Find the word "certification" in the listing; pull out each line holding it.

================================

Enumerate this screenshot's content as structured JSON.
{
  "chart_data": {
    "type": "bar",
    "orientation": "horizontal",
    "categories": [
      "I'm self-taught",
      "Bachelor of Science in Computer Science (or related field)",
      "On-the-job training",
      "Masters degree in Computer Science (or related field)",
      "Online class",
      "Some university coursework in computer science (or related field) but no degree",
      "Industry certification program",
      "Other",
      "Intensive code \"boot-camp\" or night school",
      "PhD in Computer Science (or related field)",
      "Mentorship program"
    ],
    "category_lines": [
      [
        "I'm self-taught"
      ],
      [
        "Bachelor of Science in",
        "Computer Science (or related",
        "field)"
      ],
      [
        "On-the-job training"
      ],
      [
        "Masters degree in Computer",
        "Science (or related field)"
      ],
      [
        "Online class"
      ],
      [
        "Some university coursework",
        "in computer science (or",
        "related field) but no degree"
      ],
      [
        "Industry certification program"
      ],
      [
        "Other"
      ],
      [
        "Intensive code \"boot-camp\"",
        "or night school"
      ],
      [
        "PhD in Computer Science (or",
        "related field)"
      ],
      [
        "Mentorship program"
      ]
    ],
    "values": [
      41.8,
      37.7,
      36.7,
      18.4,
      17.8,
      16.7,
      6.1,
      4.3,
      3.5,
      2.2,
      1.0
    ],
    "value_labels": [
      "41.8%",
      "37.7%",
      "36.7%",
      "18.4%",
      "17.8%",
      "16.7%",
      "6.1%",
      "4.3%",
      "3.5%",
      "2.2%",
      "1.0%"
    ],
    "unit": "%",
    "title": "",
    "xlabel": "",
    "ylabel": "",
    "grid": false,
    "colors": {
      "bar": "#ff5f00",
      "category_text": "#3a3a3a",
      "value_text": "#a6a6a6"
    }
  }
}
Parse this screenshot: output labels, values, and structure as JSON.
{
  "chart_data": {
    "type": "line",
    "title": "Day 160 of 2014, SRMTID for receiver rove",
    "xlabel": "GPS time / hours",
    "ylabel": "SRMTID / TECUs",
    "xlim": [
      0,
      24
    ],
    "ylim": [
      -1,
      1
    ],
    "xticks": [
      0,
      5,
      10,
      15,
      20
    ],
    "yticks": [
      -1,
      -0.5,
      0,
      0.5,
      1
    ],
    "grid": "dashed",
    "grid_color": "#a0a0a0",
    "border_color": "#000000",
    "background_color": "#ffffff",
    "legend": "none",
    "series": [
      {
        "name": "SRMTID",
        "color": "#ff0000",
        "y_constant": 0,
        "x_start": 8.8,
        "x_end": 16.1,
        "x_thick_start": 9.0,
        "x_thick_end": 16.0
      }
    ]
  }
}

================================

• Reply to the exercise:
      "Industry certification program",
        "Industry certification program"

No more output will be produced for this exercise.